::: Supplied text :::

You have been detained under section 13A of the Misuse of Drugs Amendment Act 1978 because it is believed that you have secreted within your body any Class A controlled drugs or Class B controlled drugs for an unlawful purpose.

Read this notice carefully. It tells you what rights you have while the detention continues.

Medical examinations:

You will be asked if you wish to undergo certain types of medical examination that may help to determine whether or not you have any Class A controlled drugs or Class B controlled drugs secreted within your body.

For this reason, a doctor will be asked to see you to explain just what is involved in each type of examination.

No such examination may take place without your consent

If you do wish to undergo an examination, you will be asked to put your consent to the examination in writing.

If you refuse your consent, you may change your mind later. Just tell one of the officers supervising your detention.

If you decide not to have an examination, that fact, and any reasons you give for it, may be put before the Judge in any further proceedings.

Detention warrant:

As soon as possible after detaining you, the officer must apply to a District Court Judge for a warrant to authorise your continued detention.

If the Judge grants the warrant, you may be detained for up to 7 days, or such shorter period as the Judge may order. However, a warrant may be renewed by a Judge for further periods of up to 7 days each, if the Judge is satisfied that there are still reasonable grounds for believing that you have any Class A controlled drugs or Class B controlled drugs secreted within your body. You may not be detained for longer than 21 days.

Searches:

If a detention warrant is issued there are certain circumstances in which a constable or a Customs officer may undertake a rub-down search or strip search, or both.

Supervising lawyer and doctor:

If the Judge issues a detention warrant, he or she must appoint a lawyer and a doctor to see that your rights are protected and that you are properly cared for while you are being detained. These people are NOT there as part of the team detaining you: they are there as agents of the court to ensure fair play. You should consult them on any legal or medical matter that is worrying you.

However, you are also entitled to arrange for your own lawyer or doctor to visit and advise you.

:::

__Work request__. Reproduce the detention notice word for word from "If a detention" to "is worrying you.".

::: Entries supplied :::

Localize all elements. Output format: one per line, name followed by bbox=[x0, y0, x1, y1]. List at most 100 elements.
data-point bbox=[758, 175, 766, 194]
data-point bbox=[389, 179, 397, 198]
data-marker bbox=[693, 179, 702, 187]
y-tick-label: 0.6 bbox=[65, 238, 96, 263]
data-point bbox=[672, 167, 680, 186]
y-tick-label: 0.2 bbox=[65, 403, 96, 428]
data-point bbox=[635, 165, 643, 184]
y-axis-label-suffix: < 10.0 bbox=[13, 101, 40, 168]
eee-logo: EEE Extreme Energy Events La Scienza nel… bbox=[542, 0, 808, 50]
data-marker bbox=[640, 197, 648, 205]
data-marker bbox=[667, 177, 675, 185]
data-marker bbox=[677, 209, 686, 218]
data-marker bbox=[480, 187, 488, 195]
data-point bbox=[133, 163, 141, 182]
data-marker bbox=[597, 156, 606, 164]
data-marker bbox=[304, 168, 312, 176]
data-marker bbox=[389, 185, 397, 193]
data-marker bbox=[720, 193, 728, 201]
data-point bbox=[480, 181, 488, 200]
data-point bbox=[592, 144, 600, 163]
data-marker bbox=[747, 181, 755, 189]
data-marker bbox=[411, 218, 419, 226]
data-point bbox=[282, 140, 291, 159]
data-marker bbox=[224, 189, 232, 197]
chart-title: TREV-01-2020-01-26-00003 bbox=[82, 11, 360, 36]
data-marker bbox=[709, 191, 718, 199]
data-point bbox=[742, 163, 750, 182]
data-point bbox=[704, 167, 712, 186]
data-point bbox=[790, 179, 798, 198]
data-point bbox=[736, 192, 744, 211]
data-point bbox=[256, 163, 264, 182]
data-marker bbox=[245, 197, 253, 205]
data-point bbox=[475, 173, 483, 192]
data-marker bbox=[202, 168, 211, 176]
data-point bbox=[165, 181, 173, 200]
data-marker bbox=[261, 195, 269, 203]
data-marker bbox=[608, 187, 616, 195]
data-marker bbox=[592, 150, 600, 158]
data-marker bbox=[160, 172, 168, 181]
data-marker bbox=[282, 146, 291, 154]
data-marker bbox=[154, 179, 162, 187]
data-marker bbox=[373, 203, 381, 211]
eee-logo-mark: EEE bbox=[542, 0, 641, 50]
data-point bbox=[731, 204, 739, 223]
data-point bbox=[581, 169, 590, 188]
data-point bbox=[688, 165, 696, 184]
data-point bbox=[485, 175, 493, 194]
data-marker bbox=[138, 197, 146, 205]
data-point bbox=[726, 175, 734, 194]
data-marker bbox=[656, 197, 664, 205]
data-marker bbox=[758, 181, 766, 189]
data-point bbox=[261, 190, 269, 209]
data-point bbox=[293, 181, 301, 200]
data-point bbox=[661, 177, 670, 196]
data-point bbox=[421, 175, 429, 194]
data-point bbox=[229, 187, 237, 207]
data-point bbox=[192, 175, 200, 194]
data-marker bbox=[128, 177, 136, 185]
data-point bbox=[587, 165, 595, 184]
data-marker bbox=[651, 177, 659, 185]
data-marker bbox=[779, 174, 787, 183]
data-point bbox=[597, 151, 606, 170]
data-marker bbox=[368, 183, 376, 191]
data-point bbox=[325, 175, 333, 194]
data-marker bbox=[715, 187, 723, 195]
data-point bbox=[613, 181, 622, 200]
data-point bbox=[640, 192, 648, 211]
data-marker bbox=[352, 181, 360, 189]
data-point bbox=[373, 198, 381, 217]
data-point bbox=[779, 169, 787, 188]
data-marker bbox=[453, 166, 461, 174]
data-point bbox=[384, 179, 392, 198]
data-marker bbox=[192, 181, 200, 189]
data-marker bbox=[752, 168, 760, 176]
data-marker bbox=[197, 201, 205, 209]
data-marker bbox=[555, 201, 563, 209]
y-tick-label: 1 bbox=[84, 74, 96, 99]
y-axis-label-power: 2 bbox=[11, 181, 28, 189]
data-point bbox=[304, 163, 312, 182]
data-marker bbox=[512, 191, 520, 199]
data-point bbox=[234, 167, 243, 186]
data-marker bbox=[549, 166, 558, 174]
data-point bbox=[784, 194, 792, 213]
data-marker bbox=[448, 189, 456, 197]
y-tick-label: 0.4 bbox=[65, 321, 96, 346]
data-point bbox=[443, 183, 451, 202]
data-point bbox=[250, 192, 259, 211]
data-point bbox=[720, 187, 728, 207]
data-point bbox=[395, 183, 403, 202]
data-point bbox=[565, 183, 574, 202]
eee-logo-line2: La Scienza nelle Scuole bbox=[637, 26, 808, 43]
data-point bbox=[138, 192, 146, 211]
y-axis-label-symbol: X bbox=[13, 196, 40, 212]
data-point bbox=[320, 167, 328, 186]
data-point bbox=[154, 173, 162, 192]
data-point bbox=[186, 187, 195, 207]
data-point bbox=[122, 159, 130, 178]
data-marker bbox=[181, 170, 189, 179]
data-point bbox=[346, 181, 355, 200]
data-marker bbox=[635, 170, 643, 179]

:::

__Answer below__.
If a detention warrant is issued there are certain circumstances in which a constable or a Customs officer may undertake a rub-down search or strip search, or both.

Supervising lawyer and doctor:

If the Judge issues a detention warrant, he or she must appoint a lawyer and a doctor to see that your rights are protected and that you are properly cared for while you are being detained. These people are NOT there as part of the team detaining you: they are there as agents of the court to ensure fair play. You should consult them on any legal or medical matter that is worrying you.